* _Instructions for the task_
In the listing that follows, count each line where the word "Environment" appears; write nothing but the count.
##### Input records
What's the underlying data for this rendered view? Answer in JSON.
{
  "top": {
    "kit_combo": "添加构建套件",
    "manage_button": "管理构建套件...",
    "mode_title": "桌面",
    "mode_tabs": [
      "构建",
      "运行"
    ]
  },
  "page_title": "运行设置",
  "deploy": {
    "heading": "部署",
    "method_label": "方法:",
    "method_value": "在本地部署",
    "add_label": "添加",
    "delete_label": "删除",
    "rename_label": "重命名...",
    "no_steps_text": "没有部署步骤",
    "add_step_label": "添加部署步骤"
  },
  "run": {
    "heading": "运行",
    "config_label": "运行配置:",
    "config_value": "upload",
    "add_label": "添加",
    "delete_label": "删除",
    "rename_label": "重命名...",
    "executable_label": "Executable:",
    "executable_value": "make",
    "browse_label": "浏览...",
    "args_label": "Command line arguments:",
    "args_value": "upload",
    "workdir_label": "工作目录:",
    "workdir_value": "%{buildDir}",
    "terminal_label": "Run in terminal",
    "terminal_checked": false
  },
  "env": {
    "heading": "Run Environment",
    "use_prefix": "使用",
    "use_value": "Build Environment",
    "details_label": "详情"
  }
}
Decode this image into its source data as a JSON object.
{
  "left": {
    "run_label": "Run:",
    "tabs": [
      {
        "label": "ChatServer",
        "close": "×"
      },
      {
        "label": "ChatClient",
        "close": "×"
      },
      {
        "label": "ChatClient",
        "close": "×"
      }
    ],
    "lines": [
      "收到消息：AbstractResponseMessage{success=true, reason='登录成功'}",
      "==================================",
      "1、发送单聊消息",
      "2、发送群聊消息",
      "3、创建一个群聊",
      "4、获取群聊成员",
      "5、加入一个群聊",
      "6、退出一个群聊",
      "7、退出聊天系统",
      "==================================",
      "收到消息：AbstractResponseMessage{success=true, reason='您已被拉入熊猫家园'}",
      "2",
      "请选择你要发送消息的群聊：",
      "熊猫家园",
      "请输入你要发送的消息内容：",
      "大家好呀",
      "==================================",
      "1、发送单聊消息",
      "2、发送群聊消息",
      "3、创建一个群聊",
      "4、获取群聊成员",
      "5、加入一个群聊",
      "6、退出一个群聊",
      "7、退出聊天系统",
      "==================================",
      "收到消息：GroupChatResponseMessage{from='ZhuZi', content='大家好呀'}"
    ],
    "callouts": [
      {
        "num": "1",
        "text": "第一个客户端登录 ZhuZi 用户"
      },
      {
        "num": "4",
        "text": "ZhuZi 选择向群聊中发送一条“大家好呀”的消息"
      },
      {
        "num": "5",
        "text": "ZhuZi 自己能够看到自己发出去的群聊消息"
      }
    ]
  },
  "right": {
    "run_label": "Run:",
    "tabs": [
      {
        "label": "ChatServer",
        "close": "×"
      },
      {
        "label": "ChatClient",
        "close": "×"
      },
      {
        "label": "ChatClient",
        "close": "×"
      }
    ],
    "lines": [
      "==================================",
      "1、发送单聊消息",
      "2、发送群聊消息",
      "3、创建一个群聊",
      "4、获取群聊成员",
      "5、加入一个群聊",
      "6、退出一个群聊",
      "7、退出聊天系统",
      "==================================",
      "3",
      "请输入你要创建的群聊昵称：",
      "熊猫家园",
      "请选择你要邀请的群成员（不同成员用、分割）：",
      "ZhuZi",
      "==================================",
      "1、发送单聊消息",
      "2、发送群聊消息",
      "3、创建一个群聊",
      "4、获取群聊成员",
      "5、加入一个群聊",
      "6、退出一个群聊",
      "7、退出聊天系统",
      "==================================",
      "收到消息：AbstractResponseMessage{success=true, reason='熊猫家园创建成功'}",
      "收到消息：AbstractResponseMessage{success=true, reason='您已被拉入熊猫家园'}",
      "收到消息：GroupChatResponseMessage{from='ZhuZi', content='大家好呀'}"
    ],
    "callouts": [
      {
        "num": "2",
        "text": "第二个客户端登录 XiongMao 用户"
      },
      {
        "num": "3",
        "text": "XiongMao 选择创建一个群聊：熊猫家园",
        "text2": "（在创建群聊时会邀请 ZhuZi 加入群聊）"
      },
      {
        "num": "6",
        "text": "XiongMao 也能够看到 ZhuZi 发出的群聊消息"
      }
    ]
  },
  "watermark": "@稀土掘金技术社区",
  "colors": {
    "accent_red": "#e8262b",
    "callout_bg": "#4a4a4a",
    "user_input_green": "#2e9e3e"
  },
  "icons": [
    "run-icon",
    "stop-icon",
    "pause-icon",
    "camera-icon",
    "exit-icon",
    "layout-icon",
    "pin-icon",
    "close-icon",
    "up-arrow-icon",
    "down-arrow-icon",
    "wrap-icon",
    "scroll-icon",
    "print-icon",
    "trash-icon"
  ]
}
##########
* _Result_
2